### Entries provided
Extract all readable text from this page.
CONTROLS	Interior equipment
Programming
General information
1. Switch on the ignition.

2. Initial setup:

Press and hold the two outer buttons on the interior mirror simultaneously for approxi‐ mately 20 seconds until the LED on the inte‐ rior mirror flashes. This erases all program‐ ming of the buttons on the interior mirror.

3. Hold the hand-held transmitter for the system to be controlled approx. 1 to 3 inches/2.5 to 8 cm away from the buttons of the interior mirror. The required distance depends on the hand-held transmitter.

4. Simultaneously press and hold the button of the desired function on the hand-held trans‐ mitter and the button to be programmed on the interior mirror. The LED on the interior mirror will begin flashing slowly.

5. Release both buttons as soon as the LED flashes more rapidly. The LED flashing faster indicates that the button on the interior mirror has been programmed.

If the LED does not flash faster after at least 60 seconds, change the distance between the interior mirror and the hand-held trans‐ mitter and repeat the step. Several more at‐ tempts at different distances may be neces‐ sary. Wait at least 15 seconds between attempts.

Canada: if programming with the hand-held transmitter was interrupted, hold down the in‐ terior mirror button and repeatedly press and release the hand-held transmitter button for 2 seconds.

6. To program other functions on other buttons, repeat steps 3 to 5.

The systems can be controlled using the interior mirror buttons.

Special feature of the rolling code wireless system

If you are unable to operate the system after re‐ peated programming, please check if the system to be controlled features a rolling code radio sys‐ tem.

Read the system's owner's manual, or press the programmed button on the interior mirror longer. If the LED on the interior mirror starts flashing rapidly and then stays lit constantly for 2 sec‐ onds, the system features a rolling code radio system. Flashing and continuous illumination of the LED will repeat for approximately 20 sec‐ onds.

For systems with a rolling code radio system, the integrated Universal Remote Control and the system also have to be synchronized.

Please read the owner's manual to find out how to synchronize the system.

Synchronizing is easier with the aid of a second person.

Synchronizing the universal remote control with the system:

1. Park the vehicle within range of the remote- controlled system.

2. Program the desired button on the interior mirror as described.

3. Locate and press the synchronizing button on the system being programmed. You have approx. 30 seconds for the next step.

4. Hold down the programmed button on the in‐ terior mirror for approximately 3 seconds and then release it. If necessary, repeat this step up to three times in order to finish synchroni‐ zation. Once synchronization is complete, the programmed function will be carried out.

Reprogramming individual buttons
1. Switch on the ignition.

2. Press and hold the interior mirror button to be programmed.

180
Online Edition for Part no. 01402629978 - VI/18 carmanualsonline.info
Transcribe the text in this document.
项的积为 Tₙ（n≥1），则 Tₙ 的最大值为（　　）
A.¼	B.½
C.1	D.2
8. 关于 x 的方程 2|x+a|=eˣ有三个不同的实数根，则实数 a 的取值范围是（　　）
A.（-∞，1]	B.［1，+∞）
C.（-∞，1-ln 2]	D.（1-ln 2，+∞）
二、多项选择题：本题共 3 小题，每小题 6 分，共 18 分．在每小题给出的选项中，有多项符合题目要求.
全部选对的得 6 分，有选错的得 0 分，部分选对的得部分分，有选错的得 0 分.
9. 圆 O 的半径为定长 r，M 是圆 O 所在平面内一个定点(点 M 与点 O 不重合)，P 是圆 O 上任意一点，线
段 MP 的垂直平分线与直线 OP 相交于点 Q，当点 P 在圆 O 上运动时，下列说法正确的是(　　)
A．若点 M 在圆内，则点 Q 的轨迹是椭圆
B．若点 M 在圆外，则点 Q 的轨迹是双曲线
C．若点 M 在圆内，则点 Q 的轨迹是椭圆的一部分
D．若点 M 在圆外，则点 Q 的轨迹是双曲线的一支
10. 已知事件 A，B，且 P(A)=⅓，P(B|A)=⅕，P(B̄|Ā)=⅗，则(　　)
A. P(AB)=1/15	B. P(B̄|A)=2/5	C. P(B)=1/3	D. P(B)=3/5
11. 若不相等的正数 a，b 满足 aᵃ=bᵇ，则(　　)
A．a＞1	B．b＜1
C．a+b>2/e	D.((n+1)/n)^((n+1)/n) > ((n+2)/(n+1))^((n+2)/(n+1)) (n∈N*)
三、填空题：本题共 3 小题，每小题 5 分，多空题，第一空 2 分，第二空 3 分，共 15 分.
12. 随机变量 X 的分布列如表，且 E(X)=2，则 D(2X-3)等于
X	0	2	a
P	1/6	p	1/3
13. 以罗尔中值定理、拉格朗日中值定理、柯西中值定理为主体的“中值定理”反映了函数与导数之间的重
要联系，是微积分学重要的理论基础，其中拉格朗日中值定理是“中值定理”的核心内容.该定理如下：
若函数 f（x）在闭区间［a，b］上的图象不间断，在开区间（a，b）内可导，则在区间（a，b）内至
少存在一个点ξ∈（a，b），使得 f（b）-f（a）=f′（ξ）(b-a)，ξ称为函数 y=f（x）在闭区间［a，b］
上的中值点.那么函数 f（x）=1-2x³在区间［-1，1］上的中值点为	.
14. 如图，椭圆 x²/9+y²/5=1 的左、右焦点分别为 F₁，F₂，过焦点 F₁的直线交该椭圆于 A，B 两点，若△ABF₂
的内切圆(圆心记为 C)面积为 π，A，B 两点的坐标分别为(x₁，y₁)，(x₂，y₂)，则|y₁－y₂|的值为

### Task statement
Every line containing the string "programmed" must be listed.

### Worked answer
4. Simultaneously press and hold the button of the desired function on the hand-held trans‐ mitter and the button to be programmed on the interior mirror. The LED on the interior mirror will begin flashing slowly.
5. Release both buttons as soon as the LED flashes more rapidly. The LED flashing faster indicates that the button on the interior mirror has been programmed.
Read the system's owner's manual, or press the programmed button on the interior mirror longer. If the LED on the interior mirror starts flashing rapidly and then stays lit constantly for 2 sec‐ onds, the system features a rolling code radio system. Flashing and continuous illumination of the LED will repeat for approximately 20 sec‐ onds.
3. Locate and press the synchronizing button on the system being programmed. You have approx. 30 seconds for the next step.
4. Hold down the programmed button on the in‐ terior mirror for approximately 3 seconds and then release it. If necessary, repeat this step up to three times in order to finish synchroni‐ zation. Once synchronization is complete, the programmed function will be carried out.
2. Press and hold the interior mirror button to be programmed.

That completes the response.